Would you repeat the lines from the one with "Extract the structured" through the final line, both included, and nothing else? No pictures belong in the copy.

[Part of a data file]
======

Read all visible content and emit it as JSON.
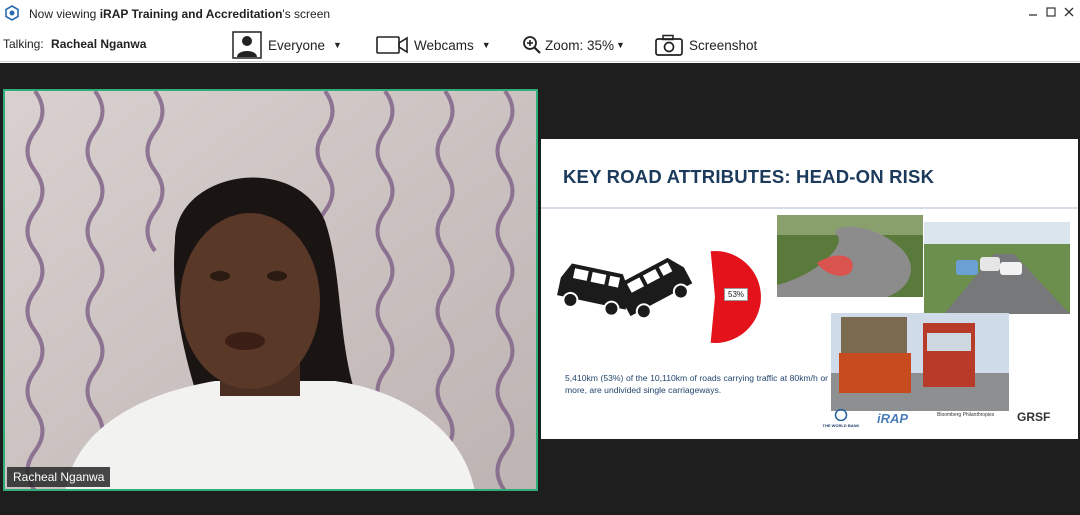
{
  "window": {
    "title_prefix": "Now viewing ",
    "title_owner": "iRAP Training and Accreditation",
    "title_suffix": "'s screen",
    "minimize_icon": "minimize-icon",
    "maximize_icon": "maximize-icon",
    "close_icon": "close-icon"
  },
  "toolbar": {
    "talking_label": "Talking:",
    "talking_name": "Racheal Nganwa",
    "audience_label": "Everyone",
    "webcams_label": "Webcams",
    "zoom_label": "Zoom: 35%",
    "screenshot_label": "Screenshot"
  },
  "webcam": {
    "participant_name": "Racheal Nganwa",
    "accent_color": "#2fae7a"
  },
  "slide": {
    "title": "KEY ROAD ATTRIBUTES:  HEAD-ON RISK",
    "percent_label": "53%",
    "percent_value": 53,
    "caption": "5,410km (53%) of the 10,110km of roads carrying traffic at 80km/h or more, are undivided single carriageways.",
    "logos": [
      "THE WORLD BANK",
      "iRAP",
      "Bloomberg Philanthropies",
      "GRSF"
    ]
  }
}
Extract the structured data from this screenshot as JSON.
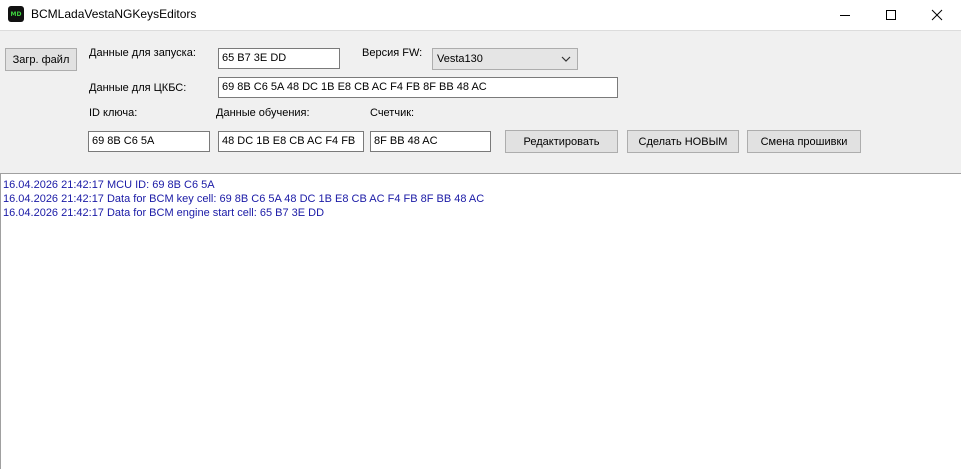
{
  "window": {
    "title": "BCMLadaVestaNGKeysEditors",
    "icon_text": "MD"
  },
  "toolbar": {
    "load_file_label": "Загр. файл",
    "launch_data_label": "Данные для запуска:",
    "launch_data_value": "65 B7 3E DD",
    "fw_version_label": "Версия FW:",
    "fw_version_value": "Vesta130",
    "ckbs_data_label": "Данные для ЦКБС:",
    "ckbs_data_value": "69 8B C6 5A 48 DC 1B E8 CB AC F4 FB 8F BB 48 AC",
    "key_id_label": "ID ключа:",
    "key_id_value": "69 8B C6 5A",
    "learn_data_label": "Данные обучения:",
    "learn_data_value": "48 DC 1B E8 CB AC F4 FB",
    "counter_label": "Счетчик:",
    "counter_value": "8F BB 48 AC",
    "edit_label": "Редактировать",
    "make_new_label": "Сделать НОВЫМ",
    "firmware_change_label": "Смена прошивки"
  },
  "log": {
    "lines": [
      "16.04.2026 21:42:17  MCU ID: 69 8B C6 5A",
      "16.04.2026 21:42:17  Data for BCM key cell: 69 8B C6 5A 48 DC 1B E8 CB AC F4 FB 8F BB 48 AC",
      "16.04.2026 21:42:17  Data for BCM engine start cell: 65 B7 3E DD"
    ],
    "color": "#1a1aa6"
  },
  "icons": [
    "minimize-icon",
    "maximize-icon",
    "close-icon",
    "chevron-down-icon"
  ]
}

======

### [Written response]
Extract the structured data from this screenshot as JSON.
{
  "window": {
    "title": "BCMLadaVestaNGKeysEditors",
    "icon_text": "MD"
  },
  "toolbar": {
    "load_file_label": "Загр. файл",
    "launch_data_label": "Данные для запуска:",
    "launch_data_value": "65 B7 3E DD",
    "fw_version_label": "Версия FW:",
    "fw_version_value": "Vesta130",
    "ckbs_data_label": "Данные для ЦКБС:",
    "ckbs_data_value": "69 8B C6 5A 48 DC 1B E8 CB AC F4 FB 8F BB 48 AC",
    "key_id_label": "ID ключа:",
    "key_id_value": "69 8B C6 5A",
    "learn_data_label": "Данные обучения:",
    "learn_data_value": "48 DC 1B E8 CB AC F4 FB",
    "counter_label": "Счетчик:",
    "counter_value": "8F BB 48 AC",
    "edit_label": "Редактировать",
    "make_new_label": "Сделать НОВЫМ",
    "firmware_change_label": "Смена прошивки"
  },
  "log": {
    "lines": [
      "16.04.2026 21:42:17  MCU ID: 69 8B C6 5A",
      "16.04.2026 21:42:17  Data for BCM key cell: 69 8B C6 5A 48 DC 1B E8 CB AC F4 FB 8F BB 48 AC",
      "16.04.2026 21:42:17  Data for BCM engine start cell: 65 B7 3E DD"
    ],
    "color": "#1a1aa6"
  },
  "icons": [
    "minimize-icon",
    "maximize-icon",
    "close-icon",
    "chevron-down-icon"
  ]
}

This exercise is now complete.